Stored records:
——
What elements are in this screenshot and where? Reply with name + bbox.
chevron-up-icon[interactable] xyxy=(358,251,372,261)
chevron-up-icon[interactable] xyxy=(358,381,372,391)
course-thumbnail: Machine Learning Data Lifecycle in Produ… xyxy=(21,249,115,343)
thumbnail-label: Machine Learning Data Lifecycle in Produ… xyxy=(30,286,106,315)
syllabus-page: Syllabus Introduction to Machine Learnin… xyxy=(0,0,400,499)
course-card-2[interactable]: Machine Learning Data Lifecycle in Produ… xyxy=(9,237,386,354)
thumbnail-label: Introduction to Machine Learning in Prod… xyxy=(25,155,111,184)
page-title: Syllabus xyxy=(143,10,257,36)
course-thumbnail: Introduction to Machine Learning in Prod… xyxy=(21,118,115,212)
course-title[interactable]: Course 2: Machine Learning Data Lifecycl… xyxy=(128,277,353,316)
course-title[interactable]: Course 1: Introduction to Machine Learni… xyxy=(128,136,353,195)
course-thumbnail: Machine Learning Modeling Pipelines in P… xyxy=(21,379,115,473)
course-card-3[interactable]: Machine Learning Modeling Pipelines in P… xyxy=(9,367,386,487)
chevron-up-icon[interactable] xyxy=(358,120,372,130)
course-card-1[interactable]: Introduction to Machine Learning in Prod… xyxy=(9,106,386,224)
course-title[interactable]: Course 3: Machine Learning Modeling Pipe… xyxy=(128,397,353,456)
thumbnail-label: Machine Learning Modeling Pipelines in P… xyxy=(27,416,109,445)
——
== Set task ==
Rewrite all the stored items above as a numbered list, leaving out any blank lines.

== Final result ==
1. What elements are in this screenshot and where? Reply with name + bbox.
2. chevron-up-icon[interactable] xyxy=(358,251,372,261)
3. chevron-up-icon[interactable] xyxy=(358,381,372,391)
4. course-thumbnail: Machine Learning Data Lifecycle in Produ… xyxy=(21,249,115,343)
5. thumbnail-label: Machine Learning Data Lifecycle in Produ… xyxy=(30,286,106,315)
6. syllabus-page: Syllabus Introduction to Machine Learnin… xyxy=(0,0,400,499)
7. course-card-2[interactable]: Machine Learning Data Lifecycle in Produ… xyxy=(9,237,386,354)
8. thumbnail-label: Introduction to Machine Learning in Prod… xyxy=(25,155,111,184)
9. page-title: Syllabus xyxy=(143,10,257,36)
10. course-thumbnail: Introduction to Machine Learning in Prod… xyxy=(21,118,115,212)
11. course-title[interactable]: Course 2: Machine Learning Data Lifecycl… xyxy=(128,277,353,316)
12. course-title[interactable]: Course 1: Introduction to Machine Learni… xyxy=(128,136,353,195)
13. course-thumbnail: Machine Learning Modeling Pipelines in P… xyxy=(21,379,115,473)
14. course-card-3[interactable]: Machine Learning Modeling Pipelines in P… xyxy=(9,367,386,487)
15. chevron-up-icon[interactable] xyxy=(358,120,372,130)
16. course-card-1[interactable]: Introduction to Machine Learning in Prod… xyxy=(9,106,386,224)
17. course-title[interactable]: Course 3: Machine Learning Modeling Pipe… xyxy=(128,397,353,456)
18. thumbnail-label: Machine Learning Modeling Pipelines in P… xyxy=(27,416,109,445)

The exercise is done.